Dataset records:
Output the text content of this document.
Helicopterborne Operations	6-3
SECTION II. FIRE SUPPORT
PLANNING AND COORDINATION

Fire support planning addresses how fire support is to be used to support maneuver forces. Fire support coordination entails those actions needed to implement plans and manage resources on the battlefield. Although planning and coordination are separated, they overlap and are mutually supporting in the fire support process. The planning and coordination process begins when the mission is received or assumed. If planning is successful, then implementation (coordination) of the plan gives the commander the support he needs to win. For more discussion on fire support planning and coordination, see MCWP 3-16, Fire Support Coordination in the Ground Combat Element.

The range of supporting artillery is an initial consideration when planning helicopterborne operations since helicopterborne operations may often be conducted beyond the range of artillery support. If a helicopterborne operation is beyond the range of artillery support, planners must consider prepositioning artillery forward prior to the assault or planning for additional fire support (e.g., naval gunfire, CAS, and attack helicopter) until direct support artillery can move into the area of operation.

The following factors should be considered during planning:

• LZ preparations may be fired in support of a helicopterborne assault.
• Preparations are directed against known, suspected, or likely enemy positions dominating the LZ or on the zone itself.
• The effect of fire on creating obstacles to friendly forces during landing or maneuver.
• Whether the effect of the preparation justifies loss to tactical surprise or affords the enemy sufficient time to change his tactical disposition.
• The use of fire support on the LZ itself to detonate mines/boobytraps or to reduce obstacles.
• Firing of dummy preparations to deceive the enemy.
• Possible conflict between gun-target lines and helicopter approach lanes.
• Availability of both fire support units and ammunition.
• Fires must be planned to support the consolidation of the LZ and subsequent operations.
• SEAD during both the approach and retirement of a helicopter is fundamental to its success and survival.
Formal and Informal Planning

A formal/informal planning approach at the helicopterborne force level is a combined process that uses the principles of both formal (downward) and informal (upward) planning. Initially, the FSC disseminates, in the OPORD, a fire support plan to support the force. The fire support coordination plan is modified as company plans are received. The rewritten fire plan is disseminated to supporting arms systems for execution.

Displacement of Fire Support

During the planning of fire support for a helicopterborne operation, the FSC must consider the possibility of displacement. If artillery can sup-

§ **Given instruction**: Copy out each line of the records where the string "effect" appears.

§ **Finished exercise**:
• The effect of fire on creating obstacles to friendly forces during landing or maneuver.
• Whether the effect of the preparation justifies loss to tactical surprise or affords the enemy sufficient time to change his tactical disposition.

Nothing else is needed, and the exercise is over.